_Short problem_: Give the data below again exactly as written, without its pictures.

-- start of Stored data --

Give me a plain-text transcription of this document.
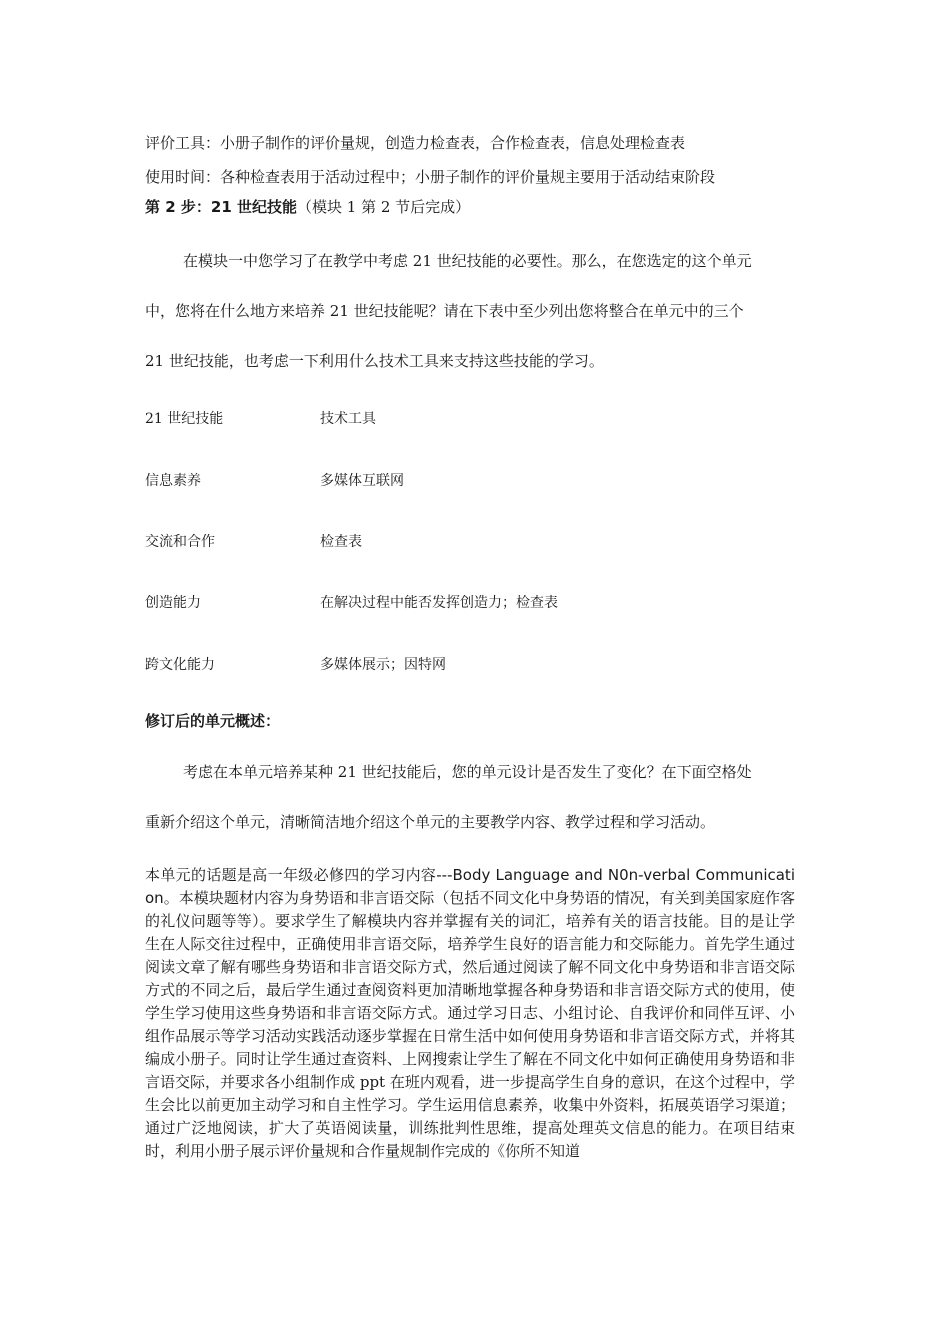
评价工具：小册子制作的评价量规，创造力检查表，合作检查表，信息处理检查表
使用时间：各种检查表用于活动过程中；小册子制作的评价量规主要用于活动结束阶段
第 2 步：21 世纪技能（模块 1 第 2 节后完成）
在模块一中您学习了在教学中考虑 21 世纪技能的必要性。那么，在您选定的这个单元
中，您将在什么地方来培养 21 世纪技能呢？请在下表中至少列出您将整合在单元中的三个
21 世纪技能，也考虑一下利用什么技术工具来支持这些技能的学习。
21 世纪技能	技术工具
信息素养	多媒体互联网
交流和合作	检查表
创造能力	在解决过程中能否发挥创造力；检查表
跨文化能力	多媒体展示；因特网
修订后的单元概述：
考虑在本单元培养某种 21 世纪技能后，您的单元设计是否发生了变化？在下面空格处
重新介绍这个单元，清晰简洁地介绍这个单元的主要教学内容、教学过程和学习活动。
本单元的话题是高一年级必修四的学习内容---Body Language and N0n-verbal Communication。本模块题材内容为身势语和非言语交际（包括不同文化中身势语的情况，有关到美国家庭作客的礼仪问题等等）。要求学生了解模块内容并掌握有关的词汇，培养有关的语言技能。目的是让学生在人际交往过程中，正确使用非言语交际，培养学生良好的语言能力和交际能力。首先学生通过阅读文章了解有哪些身势语和非言语交际方式，然后通过阅读了解不同文化中身势语和非言语交际方式的不同之后，最后学生通过查阅资料更加清晰地掌握各种身势语和非言语交际方式的使用，使学生学习使用这些身势语和非言语交际方式。通过学习日志、小组讨论、自我评价和同伴互评、小组作品展示等学习活动实践活动逐步掌握在日常生活中如何使用身势语和非言语交际方式，并将其编成小册子。同时让学生通过查资料、上网搜索让学生了解在不同文化中如何正确使用身势语和非言语交际，并要求各小组制作成 ppt 在班内观看，进一步提高学生自身的意识，在这个过程中，学生会比以前更加主动学习和自主性学习。学生运用信息素养，收集中外资料，拓展英语学习渠道；通过广泛地阅读，扩大了英语阅读量，训练批判性思维，提高处理英文信息的能力。在项目结束时，利用小册子展示评价量规和合作量规制作完成的《你所不知道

-- end of Stored data --

_The result_:
Give me a plain-text transcription of this document.
评价工具：小册子制作的评价量规，创造力检查表，合作检查表，信息处理检查表
使用时间：各种检查表用于活动过程中；小册子制作的评价量规主要用于活动结束阶段
第 2 步：21 世纪技能（模块 1 第 2 节后完成）
在模块一中您学习了在教学中考虑 21 世纪技能的必要性。那么，在您选定的这个单元
中，您将在什么地方来培养 21 世纪技能呢？请在下表中至少列出您将整合在单元中的三个
21 世纪技能，也考虑一下利用什么技术工具来支持这些技能的学习。
21 世纪技能	技术工具
信息素养	多媒体互联网
交流和合作	检查表
创造能力	在解决过程中能否发挥创造力；检查表
跨文化能力	多媒体展示；因特网
修订后的单元概述：
考虑在本单元培养某种 21 世纪技能后，您的单元设计是否发生了变化？在下面空格处
重新介绍这个单元，清晰简洁地介绍这个单元的主要教学内容、教学过程和学习活动。
本单元的话题是高一年级必修四的学习内容---Body Language and N0n-verbal Communication。本模块题材内容为身势语和非言语交际（包括不同文化中身势语的情况，有关到美国家庭作客的礼仪问题等等）。要求学生了解模块内容并掌握有关的词汇，培养有关的语言技能。目的是让学生在人际交往过程中，正确使用非言语交际，培养学生良好的语言能力和交际能力。首先学生通过阅读文章了解有哪些身势语和非言语交际方式，然后通过阅读了解不同文化中身势语和非言语交际方式的不同之后，最后学生通过查阅资料更加清晰地掌握各种身势语和非言语交际方式的使用，使学生学习使用这些身势语和非言语交际方式。通过学习日志、小组讨论、自我评价和同伴互评、小组作品展示等学习活动实践活动逐步掌握在日常生活中如何使用身势语和非言语交际方式，并将其编成小册子。同时让学生通过查资料、上网搜索让学生了解在不同文化中如何正确使用身势语和非言语交际，并要求各小组制作成 ppt 在班内观看，进一步提高学生自身的意识，在这个过程中，学生会比以前更加主动学习和自主性学习。学生运用信息素养，收集中外资料，拓展英语学习渠道；通过广泛地阅读，扩大了英语阅读量，训练批判性思维，提高处理英文信息的能力。在项目结束时，利用小册子展示评价量规和合作量规制作完成的《你所不知道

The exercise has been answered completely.